▶ _Written problem_
In the rows below, find the line containing "legend-text: Indicates a Question not" and the line containing "portcullis-icon (19, 22, 37, 44)", and copy out both of them and every line between them verbatim.
□ □ □
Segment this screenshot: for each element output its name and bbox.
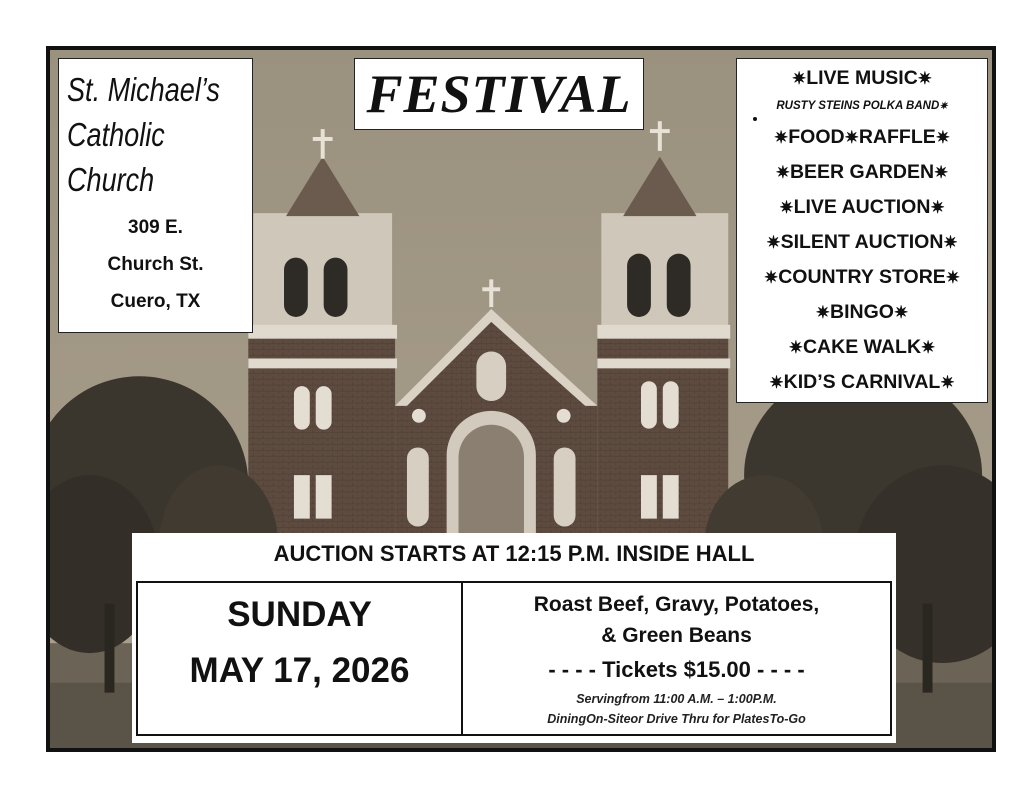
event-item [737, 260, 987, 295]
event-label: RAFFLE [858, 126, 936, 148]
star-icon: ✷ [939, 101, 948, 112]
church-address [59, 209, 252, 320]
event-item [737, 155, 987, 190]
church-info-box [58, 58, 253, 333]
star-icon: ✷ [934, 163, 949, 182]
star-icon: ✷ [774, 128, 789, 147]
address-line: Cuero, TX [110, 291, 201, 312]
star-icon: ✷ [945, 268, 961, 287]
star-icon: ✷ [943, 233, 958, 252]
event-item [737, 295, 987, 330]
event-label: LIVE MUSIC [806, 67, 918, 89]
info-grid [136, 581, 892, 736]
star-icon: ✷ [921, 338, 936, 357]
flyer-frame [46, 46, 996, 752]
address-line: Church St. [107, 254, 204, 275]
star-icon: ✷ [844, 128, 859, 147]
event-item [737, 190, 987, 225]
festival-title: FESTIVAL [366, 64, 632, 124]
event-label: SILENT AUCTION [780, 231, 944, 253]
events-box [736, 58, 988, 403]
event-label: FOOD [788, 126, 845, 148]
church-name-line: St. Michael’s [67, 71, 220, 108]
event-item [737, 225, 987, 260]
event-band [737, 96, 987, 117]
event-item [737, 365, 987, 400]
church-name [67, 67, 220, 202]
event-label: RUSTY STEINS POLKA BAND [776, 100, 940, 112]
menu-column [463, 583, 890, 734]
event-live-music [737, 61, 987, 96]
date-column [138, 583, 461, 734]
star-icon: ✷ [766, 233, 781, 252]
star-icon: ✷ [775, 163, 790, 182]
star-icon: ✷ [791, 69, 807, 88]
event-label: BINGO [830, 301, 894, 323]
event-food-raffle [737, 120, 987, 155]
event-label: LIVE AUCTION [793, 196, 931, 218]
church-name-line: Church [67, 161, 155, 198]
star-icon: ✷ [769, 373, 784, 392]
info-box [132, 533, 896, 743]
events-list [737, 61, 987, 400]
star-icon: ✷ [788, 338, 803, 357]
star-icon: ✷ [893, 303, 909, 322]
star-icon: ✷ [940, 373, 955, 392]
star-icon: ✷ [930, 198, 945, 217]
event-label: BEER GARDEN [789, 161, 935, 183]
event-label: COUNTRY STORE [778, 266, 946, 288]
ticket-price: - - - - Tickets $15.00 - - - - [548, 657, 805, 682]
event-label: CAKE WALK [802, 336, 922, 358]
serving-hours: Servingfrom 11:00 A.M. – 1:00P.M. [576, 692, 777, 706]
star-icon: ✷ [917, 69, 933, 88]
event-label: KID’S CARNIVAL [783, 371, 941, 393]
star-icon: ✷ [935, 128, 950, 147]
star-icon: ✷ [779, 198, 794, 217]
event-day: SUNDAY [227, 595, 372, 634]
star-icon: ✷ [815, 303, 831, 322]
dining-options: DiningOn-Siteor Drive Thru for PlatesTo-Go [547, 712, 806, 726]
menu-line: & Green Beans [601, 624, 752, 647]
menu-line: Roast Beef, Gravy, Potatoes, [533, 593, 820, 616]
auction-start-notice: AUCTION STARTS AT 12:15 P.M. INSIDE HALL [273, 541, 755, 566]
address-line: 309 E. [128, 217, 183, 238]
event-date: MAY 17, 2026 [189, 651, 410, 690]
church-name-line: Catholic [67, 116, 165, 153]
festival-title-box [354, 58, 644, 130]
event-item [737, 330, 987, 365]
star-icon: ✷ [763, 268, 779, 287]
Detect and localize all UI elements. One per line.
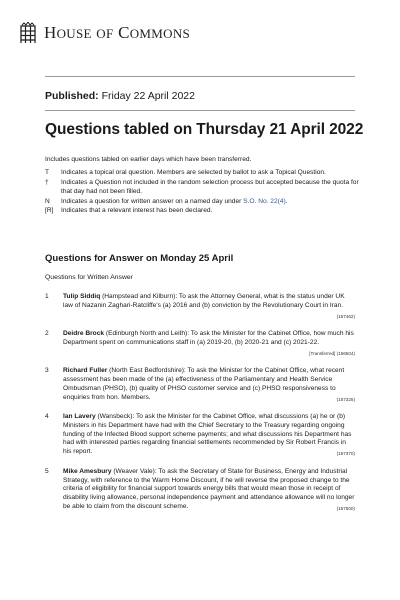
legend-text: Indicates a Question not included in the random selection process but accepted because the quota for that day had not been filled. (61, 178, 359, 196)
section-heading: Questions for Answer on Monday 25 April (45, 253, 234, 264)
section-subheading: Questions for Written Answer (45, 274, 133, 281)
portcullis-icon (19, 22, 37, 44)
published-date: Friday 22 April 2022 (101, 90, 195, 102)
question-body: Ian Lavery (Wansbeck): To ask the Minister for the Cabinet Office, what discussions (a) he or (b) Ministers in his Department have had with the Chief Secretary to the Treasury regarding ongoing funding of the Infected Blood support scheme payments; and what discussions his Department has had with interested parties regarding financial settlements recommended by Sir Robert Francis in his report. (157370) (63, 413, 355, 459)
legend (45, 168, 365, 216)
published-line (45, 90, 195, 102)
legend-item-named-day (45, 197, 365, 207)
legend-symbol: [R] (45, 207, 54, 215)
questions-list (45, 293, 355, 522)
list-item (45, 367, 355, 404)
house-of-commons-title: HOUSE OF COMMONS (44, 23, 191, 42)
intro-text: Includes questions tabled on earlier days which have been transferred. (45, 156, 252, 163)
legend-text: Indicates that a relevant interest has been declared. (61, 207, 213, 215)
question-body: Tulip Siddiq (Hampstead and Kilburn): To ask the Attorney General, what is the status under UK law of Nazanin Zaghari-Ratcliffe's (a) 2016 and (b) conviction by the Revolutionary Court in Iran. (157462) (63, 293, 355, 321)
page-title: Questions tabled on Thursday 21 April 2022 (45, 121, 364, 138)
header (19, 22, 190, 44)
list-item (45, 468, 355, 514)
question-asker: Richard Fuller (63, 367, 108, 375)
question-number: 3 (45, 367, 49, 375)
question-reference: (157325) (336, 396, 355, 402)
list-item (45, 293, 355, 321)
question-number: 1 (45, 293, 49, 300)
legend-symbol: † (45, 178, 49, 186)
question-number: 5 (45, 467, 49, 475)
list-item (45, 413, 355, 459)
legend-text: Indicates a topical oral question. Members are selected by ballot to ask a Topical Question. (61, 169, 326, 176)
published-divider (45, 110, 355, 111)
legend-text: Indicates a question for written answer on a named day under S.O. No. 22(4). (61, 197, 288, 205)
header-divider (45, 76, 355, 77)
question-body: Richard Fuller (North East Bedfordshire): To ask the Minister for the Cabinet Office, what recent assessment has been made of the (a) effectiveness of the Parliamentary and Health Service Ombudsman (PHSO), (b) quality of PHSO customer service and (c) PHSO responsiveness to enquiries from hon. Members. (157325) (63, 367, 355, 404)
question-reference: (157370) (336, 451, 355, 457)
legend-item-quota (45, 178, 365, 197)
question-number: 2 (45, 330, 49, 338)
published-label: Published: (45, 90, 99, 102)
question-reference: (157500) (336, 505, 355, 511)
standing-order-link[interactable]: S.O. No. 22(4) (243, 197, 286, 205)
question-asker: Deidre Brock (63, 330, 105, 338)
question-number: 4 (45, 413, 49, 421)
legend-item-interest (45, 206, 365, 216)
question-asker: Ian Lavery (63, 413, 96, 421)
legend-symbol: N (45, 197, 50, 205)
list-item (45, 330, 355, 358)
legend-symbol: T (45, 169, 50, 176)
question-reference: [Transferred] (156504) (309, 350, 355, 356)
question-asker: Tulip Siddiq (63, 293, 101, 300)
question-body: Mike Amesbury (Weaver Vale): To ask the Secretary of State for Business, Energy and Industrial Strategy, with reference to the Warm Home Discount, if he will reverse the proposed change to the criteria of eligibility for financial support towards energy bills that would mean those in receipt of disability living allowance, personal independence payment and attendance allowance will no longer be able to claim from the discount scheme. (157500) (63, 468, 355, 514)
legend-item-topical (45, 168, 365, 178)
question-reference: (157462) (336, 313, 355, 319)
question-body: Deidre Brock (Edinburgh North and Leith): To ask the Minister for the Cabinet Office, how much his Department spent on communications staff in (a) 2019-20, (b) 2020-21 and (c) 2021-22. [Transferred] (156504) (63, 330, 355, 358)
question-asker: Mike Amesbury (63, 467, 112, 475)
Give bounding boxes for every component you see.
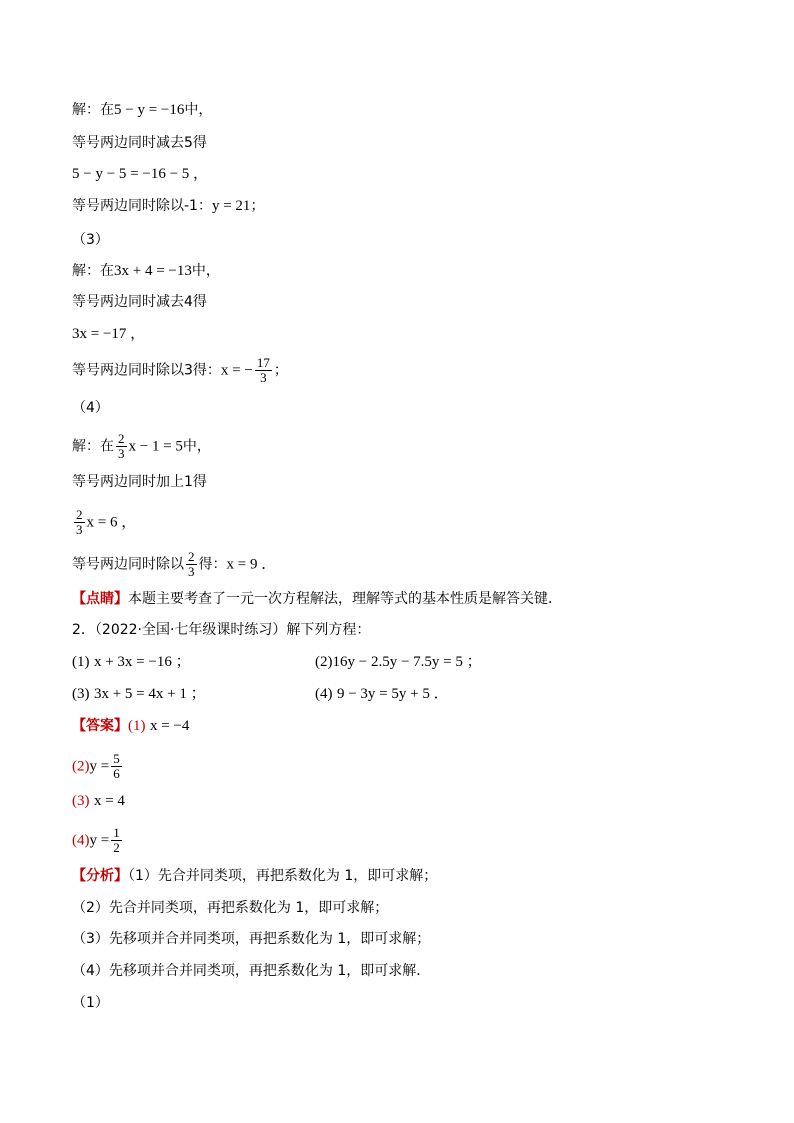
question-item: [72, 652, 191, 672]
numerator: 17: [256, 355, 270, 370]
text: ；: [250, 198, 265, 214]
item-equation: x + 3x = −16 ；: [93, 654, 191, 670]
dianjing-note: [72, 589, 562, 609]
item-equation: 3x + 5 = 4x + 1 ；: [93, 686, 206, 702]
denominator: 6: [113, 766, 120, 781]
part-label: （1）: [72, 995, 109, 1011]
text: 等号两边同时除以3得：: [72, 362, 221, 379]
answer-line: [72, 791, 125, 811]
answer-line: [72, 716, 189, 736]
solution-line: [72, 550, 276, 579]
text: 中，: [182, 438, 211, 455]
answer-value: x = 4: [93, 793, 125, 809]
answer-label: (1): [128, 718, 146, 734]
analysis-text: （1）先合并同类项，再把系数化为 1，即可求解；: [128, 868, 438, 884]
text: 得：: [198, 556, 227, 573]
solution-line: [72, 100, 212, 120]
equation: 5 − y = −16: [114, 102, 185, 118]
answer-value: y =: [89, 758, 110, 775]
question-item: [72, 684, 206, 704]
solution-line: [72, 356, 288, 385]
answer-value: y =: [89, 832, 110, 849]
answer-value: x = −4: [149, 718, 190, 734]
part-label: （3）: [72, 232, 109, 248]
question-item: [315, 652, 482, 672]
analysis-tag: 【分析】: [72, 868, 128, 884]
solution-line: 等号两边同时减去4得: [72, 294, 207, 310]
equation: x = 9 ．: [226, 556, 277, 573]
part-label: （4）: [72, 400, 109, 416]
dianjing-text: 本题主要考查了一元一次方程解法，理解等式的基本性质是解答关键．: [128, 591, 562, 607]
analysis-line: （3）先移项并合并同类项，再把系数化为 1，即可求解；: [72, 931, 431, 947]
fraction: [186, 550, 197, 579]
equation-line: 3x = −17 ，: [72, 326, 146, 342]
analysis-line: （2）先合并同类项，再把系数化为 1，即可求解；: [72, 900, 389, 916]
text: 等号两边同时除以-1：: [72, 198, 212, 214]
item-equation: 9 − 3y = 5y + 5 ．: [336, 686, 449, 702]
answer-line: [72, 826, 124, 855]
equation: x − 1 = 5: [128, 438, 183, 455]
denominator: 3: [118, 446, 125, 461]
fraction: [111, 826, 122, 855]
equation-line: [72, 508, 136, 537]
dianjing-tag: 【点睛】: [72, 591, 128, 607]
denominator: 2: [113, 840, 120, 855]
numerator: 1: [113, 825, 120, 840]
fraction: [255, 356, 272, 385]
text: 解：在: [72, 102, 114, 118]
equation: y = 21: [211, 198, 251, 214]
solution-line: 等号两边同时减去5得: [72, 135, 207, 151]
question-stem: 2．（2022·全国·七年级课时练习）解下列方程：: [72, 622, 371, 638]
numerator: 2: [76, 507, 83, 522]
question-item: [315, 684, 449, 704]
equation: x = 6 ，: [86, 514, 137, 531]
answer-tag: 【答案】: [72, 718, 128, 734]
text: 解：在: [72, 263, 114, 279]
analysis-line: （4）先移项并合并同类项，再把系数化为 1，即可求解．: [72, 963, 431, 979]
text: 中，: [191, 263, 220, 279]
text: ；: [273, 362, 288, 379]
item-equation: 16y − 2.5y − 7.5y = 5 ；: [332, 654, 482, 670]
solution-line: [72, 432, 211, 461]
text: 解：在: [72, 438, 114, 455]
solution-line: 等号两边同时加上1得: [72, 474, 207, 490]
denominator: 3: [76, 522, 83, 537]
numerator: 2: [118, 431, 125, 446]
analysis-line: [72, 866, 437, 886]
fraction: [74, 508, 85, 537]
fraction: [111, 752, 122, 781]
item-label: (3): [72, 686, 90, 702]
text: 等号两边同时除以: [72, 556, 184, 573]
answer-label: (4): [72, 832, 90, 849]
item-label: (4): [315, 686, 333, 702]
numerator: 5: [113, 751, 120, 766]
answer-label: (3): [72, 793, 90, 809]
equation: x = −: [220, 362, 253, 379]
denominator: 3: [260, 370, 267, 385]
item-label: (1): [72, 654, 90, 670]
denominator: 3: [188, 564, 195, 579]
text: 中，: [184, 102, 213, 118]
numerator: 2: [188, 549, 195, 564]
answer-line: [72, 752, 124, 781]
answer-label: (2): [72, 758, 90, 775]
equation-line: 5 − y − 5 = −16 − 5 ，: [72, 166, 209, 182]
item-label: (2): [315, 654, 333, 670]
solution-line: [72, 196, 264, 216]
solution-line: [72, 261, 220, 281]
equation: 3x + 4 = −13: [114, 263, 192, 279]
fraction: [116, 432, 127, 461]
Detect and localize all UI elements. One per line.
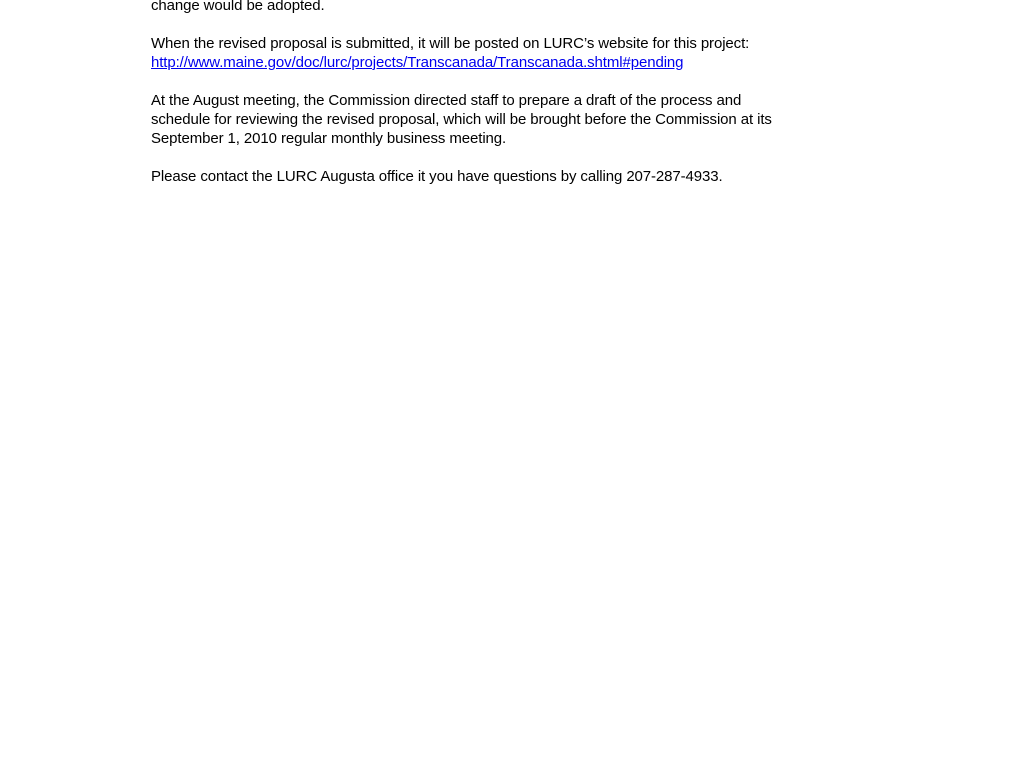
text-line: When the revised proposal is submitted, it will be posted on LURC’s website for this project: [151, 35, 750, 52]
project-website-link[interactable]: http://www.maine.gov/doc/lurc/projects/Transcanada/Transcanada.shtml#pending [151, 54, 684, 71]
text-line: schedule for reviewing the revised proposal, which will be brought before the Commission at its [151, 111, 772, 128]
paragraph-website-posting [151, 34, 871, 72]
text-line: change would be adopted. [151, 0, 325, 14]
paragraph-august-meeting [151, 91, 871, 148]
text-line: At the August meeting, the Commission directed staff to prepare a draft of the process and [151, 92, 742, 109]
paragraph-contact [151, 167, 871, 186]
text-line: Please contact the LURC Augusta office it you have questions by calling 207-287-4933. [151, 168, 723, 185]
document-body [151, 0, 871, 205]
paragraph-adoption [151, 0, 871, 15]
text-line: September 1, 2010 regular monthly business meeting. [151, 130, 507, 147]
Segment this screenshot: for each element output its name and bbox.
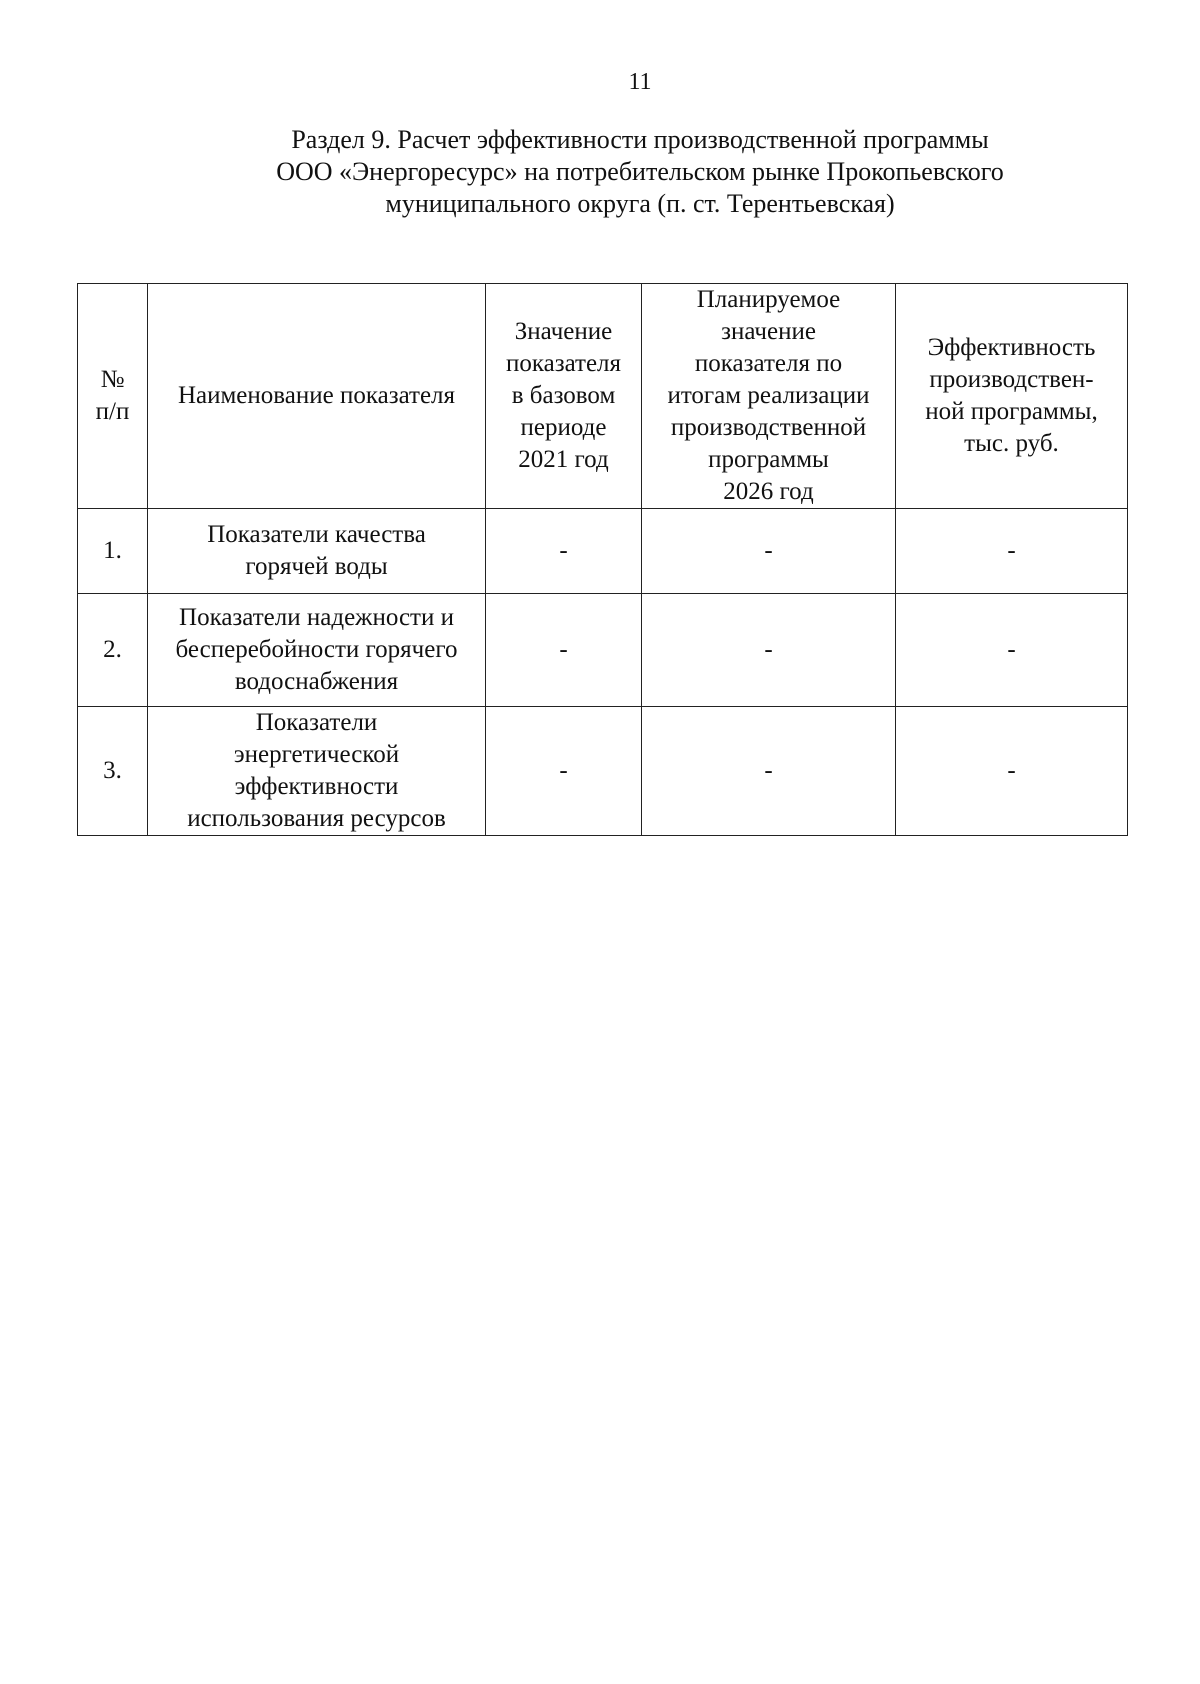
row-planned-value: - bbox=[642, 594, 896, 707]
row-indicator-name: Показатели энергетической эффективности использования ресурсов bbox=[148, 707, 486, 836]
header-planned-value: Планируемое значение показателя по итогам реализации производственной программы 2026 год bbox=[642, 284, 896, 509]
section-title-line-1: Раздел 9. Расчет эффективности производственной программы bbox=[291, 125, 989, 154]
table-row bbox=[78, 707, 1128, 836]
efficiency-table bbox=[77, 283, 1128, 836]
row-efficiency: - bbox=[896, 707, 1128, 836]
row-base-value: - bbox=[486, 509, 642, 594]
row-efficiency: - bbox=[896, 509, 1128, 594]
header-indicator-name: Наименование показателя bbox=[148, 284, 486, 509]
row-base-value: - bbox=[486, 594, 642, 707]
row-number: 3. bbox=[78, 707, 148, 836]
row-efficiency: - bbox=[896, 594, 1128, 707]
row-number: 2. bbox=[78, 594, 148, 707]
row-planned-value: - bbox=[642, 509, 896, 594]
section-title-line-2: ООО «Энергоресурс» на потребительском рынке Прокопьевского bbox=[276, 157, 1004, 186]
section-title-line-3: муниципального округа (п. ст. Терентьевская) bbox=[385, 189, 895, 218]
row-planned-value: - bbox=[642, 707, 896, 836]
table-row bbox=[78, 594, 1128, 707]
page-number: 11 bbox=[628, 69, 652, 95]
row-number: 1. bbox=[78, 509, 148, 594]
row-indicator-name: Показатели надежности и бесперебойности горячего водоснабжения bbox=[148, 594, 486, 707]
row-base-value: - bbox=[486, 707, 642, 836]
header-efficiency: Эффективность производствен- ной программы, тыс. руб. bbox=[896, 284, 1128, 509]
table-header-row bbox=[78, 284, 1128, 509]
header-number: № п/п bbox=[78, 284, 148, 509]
□ □ □
▶ _Finished exercise_
legend-text: Indicates a Question not included in the random selection process but accepted because the quota for that day had not been filled. (61, 178, 359, 196)
section-heading: Questions for Answer on Monday 25 April (45, 253, 234, 264)
section-subheading: Questions for Written Answer (45, 274, 133, 281)
portcullis-icon (19, 22, 37, 44)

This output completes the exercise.